(Stated problem) Gather from the material every line that contains the string "Hondo".

(Material for the task)

========================================================================

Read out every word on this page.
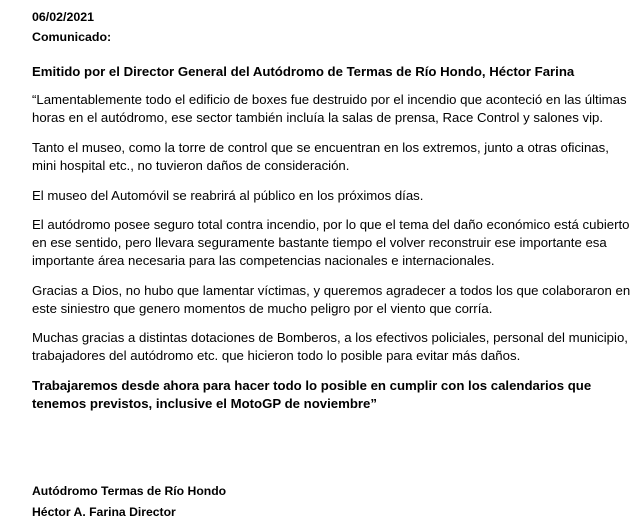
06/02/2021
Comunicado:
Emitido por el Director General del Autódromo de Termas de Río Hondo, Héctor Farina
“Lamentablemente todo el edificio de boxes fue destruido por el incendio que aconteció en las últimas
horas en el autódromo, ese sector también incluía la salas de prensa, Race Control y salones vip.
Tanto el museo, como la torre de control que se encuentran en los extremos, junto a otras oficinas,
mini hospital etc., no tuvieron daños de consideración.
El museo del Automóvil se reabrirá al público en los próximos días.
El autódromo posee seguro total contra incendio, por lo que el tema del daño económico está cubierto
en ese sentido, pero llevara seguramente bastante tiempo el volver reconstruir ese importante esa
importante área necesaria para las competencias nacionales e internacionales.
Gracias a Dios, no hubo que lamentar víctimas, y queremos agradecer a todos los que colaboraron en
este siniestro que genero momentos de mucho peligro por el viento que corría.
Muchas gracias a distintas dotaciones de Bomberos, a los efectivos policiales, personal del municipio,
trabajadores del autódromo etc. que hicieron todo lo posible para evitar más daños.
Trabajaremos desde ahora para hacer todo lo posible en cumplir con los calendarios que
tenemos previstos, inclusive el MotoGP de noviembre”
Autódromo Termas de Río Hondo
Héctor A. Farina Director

========================================================================

(The solution)
Emitido por el Director General del Autódromo de Termas de Río Hondo, Héctor Farina
Autódromo Termas de Río Hondo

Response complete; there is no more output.